Source data:
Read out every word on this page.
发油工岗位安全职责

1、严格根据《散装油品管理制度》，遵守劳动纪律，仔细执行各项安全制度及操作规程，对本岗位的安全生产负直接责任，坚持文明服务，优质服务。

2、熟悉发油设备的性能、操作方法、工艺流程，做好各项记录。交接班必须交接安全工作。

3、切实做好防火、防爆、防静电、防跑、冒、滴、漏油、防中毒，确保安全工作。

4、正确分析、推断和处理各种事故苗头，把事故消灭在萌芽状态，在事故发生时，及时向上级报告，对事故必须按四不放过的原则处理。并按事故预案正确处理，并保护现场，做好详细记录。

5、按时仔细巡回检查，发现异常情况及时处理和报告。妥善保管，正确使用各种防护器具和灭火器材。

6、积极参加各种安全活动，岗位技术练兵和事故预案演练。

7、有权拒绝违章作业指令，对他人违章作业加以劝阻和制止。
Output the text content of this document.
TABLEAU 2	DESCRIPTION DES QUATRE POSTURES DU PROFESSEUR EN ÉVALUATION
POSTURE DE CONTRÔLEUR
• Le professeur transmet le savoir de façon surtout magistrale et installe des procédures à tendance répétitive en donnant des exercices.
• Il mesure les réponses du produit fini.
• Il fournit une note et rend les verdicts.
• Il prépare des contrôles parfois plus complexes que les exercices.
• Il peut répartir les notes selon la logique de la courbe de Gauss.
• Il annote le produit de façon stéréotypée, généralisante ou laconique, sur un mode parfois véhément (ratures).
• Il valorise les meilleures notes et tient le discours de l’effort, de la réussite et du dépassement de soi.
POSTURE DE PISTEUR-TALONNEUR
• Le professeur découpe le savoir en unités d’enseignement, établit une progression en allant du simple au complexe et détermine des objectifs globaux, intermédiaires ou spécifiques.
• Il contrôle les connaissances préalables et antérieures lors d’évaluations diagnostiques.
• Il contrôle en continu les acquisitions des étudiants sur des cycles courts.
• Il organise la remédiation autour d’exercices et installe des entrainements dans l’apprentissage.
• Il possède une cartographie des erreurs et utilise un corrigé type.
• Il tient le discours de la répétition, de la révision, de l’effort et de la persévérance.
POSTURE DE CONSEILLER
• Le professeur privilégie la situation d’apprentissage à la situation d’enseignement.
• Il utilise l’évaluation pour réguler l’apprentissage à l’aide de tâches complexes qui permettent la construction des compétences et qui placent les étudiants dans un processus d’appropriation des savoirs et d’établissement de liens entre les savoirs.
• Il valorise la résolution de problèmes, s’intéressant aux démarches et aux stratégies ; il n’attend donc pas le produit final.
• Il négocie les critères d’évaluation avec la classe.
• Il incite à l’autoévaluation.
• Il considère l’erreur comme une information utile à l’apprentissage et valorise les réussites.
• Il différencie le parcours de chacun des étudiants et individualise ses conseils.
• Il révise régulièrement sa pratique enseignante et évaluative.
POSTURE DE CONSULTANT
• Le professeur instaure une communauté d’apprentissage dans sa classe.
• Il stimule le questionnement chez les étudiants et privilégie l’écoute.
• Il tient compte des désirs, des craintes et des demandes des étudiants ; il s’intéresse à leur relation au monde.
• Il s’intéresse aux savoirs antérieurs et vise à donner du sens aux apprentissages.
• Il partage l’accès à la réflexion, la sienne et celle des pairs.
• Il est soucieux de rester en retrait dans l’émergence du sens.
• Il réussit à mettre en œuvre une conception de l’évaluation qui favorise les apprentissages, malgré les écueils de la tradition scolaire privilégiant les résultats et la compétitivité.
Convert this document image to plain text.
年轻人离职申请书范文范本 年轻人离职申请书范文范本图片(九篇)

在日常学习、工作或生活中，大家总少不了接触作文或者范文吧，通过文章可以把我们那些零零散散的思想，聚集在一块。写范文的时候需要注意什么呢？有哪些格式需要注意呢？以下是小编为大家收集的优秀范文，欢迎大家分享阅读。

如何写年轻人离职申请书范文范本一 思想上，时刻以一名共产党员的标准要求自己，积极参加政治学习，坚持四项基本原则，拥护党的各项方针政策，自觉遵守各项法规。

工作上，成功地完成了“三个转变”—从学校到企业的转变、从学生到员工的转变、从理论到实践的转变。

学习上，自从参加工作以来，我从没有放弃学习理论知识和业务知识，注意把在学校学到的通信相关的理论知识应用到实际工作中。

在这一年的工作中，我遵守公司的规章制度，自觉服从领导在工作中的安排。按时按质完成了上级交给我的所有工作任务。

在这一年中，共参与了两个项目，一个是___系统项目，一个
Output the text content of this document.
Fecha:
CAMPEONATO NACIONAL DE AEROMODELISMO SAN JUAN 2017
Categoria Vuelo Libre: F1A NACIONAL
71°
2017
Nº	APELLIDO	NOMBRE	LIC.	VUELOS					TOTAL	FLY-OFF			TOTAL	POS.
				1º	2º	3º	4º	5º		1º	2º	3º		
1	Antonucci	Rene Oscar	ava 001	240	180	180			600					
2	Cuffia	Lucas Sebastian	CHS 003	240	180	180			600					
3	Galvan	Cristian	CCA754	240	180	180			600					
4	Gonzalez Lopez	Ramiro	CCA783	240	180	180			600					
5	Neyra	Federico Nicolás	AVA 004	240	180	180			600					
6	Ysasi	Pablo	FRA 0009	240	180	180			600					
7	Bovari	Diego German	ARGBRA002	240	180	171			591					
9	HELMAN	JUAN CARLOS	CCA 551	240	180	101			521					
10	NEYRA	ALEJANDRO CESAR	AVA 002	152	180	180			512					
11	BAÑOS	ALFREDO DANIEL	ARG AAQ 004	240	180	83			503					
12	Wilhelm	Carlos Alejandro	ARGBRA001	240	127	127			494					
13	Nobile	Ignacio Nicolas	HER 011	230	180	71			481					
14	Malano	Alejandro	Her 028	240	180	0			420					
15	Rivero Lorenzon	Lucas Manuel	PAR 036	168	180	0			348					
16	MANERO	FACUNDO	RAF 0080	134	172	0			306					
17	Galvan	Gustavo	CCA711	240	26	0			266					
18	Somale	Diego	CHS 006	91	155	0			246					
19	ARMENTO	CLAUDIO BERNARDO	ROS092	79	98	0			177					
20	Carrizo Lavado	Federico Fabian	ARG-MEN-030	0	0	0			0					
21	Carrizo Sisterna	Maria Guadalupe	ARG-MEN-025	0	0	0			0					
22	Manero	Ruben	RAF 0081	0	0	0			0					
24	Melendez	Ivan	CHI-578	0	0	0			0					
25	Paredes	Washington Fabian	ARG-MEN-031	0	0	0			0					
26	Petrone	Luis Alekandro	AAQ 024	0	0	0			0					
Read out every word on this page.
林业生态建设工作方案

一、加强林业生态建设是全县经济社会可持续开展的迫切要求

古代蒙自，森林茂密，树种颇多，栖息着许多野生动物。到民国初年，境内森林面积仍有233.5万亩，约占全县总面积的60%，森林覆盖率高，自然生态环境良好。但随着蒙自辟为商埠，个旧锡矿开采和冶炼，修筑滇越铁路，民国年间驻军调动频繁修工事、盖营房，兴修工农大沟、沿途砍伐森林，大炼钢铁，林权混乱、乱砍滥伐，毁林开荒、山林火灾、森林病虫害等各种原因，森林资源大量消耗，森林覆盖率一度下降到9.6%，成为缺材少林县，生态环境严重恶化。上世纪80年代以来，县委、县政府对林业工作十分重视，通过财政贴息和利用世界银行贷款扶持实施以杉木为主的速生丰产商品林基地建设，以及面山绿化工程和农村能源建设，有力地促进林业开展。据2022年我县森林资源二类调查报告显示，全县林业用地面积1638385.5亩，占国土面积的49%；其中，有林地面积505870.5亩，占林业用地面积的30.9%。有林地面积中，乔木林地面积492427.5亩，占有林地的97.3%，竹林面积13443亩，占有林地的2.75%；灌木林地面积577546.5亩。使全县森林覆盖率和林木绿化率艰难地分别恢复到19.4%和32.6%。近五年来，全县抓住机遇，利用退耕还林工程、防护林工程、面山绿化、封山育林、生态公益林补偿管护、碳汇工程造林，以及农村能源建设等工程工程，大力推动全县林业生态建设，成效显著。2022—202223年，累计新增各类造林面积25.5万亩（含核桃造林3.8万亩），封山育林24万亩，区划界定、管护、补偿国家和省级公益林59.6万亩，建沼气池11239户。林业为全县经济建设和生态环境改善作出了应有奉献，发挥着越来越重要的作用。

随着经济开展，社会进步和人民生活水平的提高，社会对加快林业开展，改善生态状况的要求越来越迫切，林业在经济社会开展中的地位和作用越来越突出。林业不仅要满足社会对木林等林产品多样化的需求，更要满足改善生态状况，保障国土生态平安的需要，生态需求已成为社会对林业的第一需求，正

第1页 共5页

**WHAT YOU SHOULD DO**
Copy each line of the data above that holds "exercices".

**RESULT OF THIS TASK**
• Le professeur transmet le savoir de façon surtout magistrale et installe des procédures à tendance répétitive en donnant des exercices.
• Il prépare des contrôles parfois plus complexes que les exercices.
• Il organise la remédiation autour d’exercices et installe des entrainements dans l’apprentissage.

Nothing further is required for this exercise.